>> START DATA LINES

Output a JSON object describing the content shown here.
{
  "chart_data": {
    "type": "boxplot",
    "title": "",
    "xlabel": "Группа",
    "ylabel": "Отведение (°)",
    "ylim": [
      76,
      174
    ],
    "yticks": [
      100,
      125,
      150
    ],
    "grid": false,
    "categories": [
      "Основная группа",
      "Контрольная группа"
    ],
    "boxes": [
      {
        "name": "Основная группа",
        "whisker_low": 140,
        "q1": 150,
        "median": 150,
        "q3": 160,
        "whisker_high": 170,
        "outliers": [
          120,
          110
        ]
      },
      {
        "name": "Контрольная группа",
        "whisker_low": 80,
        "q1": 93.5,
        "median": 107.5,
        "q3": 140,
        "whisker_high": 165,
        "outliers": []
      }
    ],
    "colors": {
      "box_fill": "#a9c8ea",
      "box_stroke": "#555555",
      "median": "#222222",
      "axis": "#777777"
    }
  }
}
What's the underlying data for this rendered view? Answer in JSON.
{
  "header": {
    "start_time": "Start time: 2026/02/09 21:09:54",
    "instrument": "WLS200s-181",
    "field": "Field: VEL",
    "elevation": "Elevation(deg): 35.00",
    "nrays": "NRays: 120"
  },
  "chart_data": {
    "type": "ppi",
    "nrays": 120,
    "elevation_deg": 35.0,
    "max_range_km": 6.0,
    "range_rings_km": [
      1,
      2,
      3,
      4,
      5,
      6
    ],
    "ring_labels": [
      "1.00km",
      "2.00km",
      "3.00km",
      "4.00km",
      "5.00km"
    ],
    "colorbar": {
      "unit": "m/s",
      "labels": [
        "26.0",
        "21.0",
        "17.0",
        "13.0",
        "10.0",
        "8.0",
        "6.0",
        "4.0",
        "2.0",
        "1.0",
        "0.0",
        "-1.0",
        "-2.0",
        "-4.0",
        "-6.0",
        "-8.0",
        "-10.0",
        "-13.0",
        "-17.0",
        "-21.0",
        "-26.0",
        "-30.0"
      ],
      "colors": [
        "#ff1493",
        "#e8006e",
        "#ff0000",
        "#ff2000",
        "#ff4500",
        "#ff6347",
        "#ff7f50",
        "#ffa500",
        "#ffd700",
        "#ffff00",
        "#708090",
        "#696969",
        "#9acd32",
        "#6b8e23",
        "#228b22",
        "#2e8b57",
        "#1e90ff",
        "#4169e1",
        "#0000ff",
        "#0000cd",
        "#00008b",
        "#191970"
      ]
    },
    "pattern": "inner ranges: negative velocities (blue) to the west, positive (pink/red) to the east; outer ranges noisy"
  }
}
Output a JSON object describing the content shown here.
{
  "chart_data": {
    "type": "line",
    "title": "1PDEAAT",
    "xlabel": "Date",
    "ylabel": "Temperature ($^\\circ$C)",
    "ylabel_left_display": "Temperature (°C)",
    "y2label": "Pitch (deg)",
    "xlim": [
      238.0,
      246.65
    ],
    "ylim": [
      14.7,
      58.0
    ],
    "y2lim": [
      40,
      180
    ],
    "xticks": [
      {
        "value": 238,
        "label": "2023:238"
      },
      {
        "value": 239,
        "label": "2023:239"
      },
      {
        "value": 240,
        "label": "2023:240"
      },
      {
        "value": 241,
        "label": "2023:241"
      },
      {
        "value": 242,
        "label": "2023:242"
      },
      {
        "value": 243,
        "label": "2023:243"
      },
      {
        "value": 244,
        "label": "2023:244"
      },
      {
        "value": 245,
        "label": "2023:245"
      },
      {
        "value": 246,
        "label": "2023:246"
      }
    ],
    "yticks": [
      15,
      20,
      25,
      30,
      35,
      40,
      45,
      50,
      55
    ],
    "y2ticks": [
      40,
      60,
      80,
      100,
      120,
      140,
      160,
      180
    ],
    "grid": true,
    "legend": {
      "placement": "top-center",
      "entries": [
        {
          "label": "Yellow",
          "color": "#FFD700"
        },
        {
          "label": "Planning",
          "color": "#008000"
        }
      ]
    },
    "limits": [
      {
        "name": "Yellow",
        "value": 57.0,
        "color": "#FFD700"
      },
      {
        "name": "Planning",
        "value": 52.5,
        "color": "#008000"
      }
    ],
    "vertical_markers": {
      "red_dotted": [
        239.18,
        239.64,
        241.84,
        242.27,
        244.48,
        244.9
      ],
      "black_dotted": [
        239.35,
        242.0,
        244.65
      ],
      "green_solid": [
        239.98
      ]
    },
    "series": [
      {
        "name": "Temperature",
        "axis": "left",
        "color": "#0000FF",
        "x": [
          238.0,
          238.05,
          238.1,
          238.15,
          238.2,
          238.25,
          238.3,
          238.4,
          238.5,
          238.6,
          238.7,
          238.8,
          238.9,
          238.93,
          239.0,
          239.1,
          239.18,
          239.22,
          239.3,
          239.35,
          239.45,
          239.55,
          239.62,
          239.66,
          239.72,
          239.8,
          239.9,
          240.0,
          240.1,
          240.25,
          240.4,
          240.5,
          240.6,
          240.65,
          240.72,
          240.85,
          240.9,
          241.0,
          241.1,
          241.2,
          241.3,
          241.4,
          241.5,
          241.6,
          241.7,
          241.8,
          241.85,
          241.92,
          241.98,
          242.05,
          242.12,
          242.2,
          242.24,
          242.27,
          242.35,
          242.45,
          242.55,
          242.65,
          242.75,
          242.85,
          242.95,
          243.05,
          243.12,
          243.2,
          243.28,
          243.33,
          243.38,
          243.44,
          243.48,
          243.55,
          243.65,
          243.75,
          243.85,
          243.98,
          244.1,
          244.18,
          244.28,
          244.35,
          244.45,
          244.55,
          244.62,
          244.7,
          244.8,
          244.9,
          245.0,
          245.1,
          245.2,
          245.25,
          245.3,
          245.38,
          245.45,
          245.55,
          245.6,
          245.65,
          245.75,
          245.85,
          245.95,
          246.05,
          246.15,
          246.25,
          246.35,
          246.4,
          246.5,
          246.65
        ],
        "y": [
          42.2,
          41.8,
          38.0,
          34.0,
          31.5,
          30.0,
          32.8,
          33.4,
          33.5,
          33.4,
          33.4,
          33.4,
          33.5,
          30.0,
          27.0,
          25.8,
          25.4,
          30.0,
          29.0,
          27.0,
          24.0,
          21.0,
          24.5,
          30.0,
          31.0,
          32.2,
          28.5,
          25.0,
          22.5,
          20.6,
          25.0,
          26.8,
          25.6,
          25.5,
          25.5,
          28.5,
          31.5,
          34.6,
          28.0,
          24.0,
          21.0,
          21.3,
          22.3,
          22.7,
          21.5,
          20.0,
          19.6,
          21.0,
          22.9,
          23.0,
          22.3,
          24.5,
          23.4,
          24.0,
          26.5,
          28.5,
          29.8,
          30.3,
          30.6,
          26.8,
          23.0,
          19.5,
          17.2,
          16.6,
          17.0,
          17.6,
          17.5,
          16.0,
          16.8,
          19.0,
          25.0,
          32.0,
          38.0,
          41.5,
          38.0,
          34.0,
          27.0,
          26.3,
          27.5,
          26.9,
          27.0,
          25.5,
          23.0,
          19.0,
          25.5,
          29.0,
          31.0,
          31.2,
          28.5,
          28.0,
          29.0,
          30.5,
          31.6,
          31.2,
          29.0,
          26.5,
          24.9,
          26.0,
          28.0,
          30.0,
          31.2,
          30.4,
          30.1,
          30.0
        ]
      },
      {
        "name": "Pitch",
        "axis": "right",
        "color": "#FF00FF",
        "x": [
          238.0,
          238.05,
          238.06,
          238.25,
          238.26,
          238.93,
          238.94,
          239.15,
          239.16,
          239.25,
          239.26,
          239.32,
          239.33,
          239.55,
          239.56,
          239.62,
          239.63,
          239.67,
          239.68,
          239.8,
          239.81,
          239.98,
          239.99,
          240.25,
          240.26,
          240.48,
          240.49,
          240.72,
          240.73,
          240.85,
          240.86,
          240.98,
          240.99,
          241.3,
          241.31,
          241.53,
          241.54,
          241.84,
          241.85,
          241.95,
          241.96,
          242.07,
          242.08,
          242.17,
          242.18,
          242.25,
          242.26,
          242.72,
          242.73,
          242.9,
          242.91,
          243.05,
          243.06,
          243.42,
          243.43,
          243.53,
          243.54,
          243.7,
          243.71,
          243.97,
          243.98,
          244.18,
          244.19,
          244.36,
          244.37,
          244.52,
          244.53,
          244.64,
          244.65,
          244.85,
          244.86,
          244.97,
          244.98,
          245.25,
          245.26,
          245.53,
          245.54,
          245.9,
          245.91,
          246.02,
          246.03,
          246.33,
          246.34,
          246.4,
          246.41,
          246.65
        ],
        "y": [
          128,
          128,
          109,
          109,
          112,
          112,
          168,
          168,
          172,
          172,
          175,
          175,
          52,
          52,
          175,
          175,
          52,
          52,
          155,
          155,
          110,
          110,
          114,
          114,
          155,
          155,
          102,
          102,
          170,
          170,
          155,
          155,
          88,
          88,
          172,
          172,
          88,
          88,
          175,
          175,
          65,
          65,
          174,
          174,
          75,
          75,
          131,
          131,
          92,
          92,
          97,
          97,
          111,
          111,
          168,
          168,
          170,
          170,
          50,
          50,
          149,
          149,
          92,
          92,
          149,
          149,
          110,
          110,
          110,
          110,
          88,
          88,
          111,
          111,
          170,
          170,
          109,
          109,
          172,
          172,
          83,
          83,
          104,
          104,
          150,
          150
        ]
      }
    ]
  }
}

>> END DATA LINES

**GIVEN EXERCISE**
Scan the lines for the string "Основная". Copy out each line that matches.

**EXERCISE RESPONSE**
      "Основная группа",
        "name": "Основная группа",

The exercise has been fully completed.